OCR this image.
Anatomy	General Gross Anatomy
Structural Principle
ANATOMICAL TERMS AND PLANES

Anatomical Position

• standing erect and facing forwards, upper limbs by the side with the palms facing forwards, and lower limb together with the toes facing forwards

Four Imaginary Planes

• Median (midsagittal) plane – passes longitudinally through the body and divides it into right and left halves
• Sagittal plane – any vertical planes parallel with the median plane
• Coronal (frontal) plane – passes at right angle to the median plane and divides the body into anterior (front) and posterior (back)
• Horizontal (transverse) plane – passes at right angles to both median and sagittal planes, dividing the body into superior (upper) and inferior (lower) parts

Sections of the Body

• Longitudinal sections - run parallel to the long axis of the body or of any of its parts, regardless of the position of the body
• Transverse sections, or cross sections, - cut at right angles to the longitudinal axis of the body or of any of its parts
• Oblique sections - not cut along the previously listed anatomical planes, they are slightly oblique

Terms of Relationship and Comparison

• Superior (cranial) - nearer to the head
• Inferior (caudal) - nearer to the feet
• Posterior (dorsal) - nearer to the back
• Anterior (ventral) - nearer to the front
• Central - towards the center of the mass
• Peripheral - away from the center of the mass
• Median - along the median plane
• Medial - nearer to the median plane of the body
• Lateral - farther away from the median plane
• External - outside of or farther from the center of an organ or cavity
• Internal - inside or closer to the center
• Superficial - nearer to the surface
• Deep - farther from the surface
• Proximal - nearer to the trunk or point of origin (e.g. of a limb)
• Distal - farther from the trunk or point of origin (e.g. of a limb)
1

⁂

• **WHAT IS EXPECTED**
Provide all the records again, word for word.

• **OUTPUT OF THE TASK**
OCR this image.
Anatomy	General Gross Anatomy
Structural Principle
ANATOMICAL TERMS AND PLANES

Anatomical Position

• standing erect and facing forwards, upper limbs by the side with the palms facing forwards, and lower limb together with the toes facing forwards

Four Imaginary Planes

• Median (midsagittal) plane – passes longitudinally through the body and divides it into right and left halves
• Sagittal plane – any vertical planes parallel with the median plane
• Coronal (frontal) plane – passes at right angle to the median plane and divides the body into anterior (front) and posterior (back)
• Horizontal (transverse) plane – passes at right angles to both median and sagittal planes, dividing the body into superior (upper) and inferior (lower) parts

Sections of the Body

• Longitudinal sections - run parallel to the long axis of the body or of any of its parts, regardless of the position of the body
• Transverse sections, or cross sections, - cut at right angles to the longitudinal axis of the body or of any of its parts
• Oblique sections - not cut along the previously listed anatomical planes, they are slightly oblique

Terms of Relationship and Comparison

• Superior (cranial) - nearer to the head
• Inferior (caudal) - nearer to the feet
• Posterior (dorsal) - nearer to the back
• Anterior (ventral) - nearer to the front
• Central - towards the center of the mass
• Peripheral - away from the center of the mass
• Median - along the median plane
• Medial - nearer to the median plane of the body
• Lateral - farther away from the median plane
• External - outside of or farther from the center of an organ or cavity
• Internal - inside or closer to the center
• Superficial - nearer to the surface
• Deep - farther from the surface
• Proximal - nearer to the trunk or point of origin (e.g. of a limb)
• Distal - farther from the trunk or point of origin (e.g. of a limb)
1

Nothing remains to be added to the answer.